■ **Materials provided**:

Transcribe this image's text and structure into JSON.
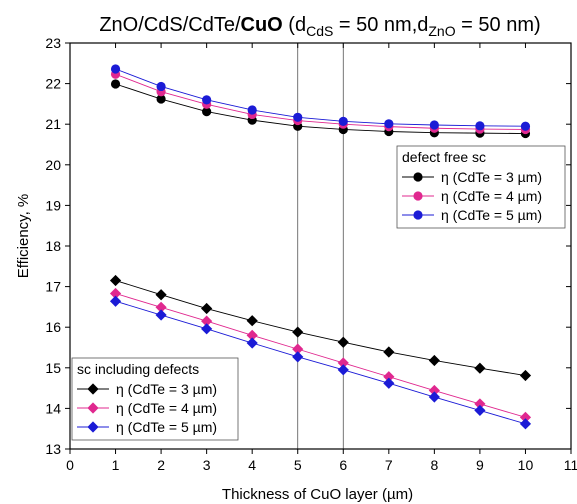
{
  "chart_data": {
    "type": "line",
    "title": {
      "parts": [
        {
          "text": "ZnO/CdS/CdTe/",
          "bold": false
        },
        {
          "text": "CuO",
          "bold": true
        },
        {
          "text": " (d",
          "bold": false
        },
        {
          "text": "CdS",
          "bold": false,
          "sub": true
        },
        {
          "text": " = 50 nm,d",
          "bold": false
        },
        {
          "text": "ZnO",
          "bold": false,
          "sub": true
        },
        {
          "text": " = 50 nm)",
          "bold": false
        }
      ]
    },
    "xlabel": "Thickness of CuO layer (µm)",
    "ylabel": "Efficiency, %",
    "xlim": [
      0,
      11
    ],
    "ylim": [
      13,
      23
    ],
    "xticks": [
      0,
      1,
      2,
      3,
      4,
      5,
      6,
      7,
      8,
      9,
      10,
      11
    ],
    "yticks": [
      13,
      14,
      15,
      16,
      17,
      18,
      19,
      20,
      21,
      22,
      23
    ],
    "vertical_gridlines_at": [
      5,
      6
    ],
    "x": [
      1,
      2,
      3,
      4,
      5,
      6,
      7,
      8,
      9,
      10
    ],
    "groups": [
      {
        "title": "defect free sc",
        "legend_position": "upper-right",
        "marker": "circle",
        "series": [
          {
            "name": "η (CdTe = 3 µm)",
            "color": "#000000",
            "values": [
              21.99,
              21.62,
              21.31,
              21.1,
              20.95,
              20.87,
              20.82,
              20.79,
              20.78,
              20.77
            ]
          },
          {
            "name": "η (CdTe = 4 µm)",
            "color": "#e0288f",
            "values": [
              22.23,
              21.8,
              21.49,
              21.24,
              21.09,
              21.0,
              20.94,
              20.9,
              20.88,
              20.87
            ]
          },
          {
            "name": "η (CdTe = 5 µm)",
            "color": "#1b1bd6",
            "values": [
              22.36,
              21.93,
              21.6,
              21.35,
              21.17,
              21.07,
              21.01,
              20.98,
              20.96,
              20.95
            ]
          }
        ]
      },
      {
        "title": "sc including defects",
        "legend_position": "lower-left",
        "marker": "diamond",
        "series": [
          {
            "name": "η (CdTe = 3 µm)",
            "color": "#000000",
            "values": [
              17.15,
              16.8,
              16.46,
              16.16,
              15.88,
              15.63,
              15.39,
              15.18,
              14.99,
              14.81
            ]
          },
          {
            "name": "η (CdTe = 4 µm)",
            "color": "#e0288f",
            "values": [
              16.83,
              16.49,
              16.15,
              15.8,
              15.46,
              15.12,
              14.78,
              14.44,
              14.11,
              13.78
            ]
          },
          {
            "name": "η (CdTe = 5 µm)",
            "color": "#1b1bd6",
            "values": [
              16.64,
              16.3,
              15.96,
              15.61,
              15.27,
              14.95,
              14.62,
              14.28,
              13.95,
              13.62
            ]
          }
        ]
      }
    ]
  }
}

■ **Task objective**: Print each entry shown above with exact wording and no pictures.

■ **Result of the task**:
Transcribe this image's text and structure into JSON.
{
  "chart_data": {
    "type": "line",
    "title": {
      "parts": [
        {
          "text": "ZnO/CdS/CdTe/",
          "bold": false
        },
        {
          "text": "CuO",
          "bold": true
        },
        {
          "text": " (d",
          "bold": false
        },
        {
          "text": "CdS",
          "bold": false,
          "sub": true
        },
        {
          "text": " = 50 nm,d",
          "bold": false
        },
        {
          "text": "ZnO",
          "bold": false,
          "sub": true
        },
        {
          "text": " = 50 nm)",
          "bold": false
        }
      ]
    },
    "xlabel": "Thickness of CuO layer (µm)",
    "ylabel": "Efficiency, %",
    "xlim": [
      0,
      11
    ],
    "ylim": [
      13,
      23
    ],
    "xticks": [
      0,
      1,
      2,
      3,
      4,
      5,
      6,
      7,
      8,
      9,
      10,
      11
    ],
    "yticks": [
      13,
      14,
      15,
      16,
      17,
      18,
      19,
      20,
      21,
      22,
      23
    ],
    "vertical_gridlines_at": [
      5,
      6
    ],
    "x": [
      1,
      2,
      3,
      4,
      5,
      6,
      7,
      8,
      9,
      10
    ],
    "groups": [
      {
        "title": "defect free sc",
        "legend_position": "upper-right",
        "marker": "circle",
        "series": [
          {
            "name": "η (CdTe = 3 µm)",
            "color": "#000000",
            "values": [
              21.99,
              21.62,
              21.31,
              21.1,
              20.95,
              20.87,
              20.82,
              20.79,
              20.78,
              20.77
            ]
          },
          {
            "name": "η (CdTe = 4 µm)",
            "color": "#e0288f",
            "values": [
              22.23,
              21.8,
              21.49,
              21.24,
              21.09,
              21.0,
              20.94,
              20.9,
              20.88,
              20.87
            ]
          },
          {
            "name": "η (CdTe = 5 µm)",
            "color": "#1b1bd6",
            "values": [
              22.36,
              21.93,
              21.6,
              21.35,
              21.17,
              21.07,
              21.01,
              20.98,
              20.96,
              20.95
            ]
          }
        ]
      },
      {
        "title": "sc including defects",
        "legend_position": "lower-left",
        "marker": "diamond",
        "series": [
          {
            "name": "η (CdTe = 3 µm)",
            "color": "#000000",
            "values": [
              17.15,
              16.8,
              16.46,
              16.16,
              15.88,
              15.63,
              15.39,
              15.18,
              14.99,
              14.81
            ]
          },
          {
            "name": "η (CdTe = 4 µm)",
            "color": "#e0288f",
            "values": [
              16.83,
              16.49,
              16.15,
              15.8,
              15.46,
              15.12,
              14.78,
              14.44,
              14.11,
              13.78
            ]
          },
          {
            "name": "η (CdTe = 5 µm)",
            "color": "#1b1bd6",
            "values": [
              16.64,
              16.3,
              15.96,
              15.61,
              15.27,
              14.95,
              14.62,
              14.28,
              13.95,
              13.62
            ]
          }
        ]
      }
    ]
  }
}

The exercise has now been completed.